- **What to work on**
Copy all the material that follows, keeping every character the same.

- **Input**
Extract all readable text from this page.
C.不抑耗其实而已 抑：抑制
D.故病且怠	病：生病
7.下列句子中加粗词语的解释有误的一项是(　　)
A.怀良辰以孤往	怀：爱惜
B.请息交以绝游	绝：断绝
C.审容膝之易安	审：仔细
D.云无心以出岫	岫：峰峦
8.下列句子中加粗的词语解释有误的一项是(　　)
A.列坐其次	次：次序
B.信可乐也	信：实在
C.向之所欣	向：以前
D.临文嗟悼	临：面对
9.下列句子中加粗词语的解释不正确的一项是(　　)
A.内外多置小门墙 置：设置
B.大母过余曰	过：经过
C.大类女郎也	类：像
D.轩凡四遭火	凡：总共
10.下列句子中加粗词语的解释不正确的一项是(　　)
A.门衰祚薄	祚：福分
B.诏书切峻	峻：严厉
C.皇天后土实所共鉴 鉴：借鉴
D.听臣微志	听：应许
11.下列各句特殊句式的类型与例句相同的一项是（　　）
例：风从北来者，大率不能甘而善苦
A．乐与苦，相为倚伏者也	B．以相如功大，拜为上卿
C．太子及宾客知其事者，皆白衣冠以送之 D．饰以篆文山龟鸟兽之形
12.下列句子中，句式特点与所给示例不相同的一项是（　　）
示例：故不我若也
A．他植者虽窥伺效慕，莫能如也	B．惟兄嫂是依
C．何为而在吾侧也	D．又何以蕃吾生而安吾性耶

- **Answer for this exercise**
Extract all readable text from this page.
C.不抑耗其实而已 抑：抑制
D.故病且怠	病：生病
7.下列句子中加粗词语的解释有误的一项是(　　)
A.怀良辰以孤往	怀：爱惜
B.请息交以绝游	绝：断绝
C.审容膝之易安	审：仔细
D.云无心以出岫	岫：峰峦
8.下列句子中加粗的词语解释有误的一项是(　　)
A.列坐其次	次：次序
B.信可乐也	信：实在
C.向之所欣	向：以前
D.临文嗟悼	临：面对
9.下列句子中加粗词语的解释不正确的一项是(　　)
A.内外多置小门墙 置：设置
B.大母过余曰	过：经过
C.大类女郎也	类：像
D.轩凡四遭火	凡：总共
10.下列句子中加粗词语的解释不正确的一项是(　　)
A.门衰祚薄	祚：福分
B.诏书切峻	峻：严厉
C.皇天后土实所共鉴 鉴：借鉴
D.听臣微志	听：应许
11.下列各句特殊句式的类型与例句相同的一项是（　　）
例：风从北来者，大率不能甘而善苦
A．乐与苦，相为倚伏者也	B．以相如功大，拜为上卿
C．太子及宾客知其事者，皆白衣冠以送之 D．饰以篆文山龟鸟兽之形
12.下列句子中，句式特点与所给示例不相同的一项是（　　）
示例：故不我若也
A．他植者虽窥伺效慕，莫能如也	B．惟兄嫂是依
C．何为而在吾侧也	D．又何以蕃吾生而安吾性耶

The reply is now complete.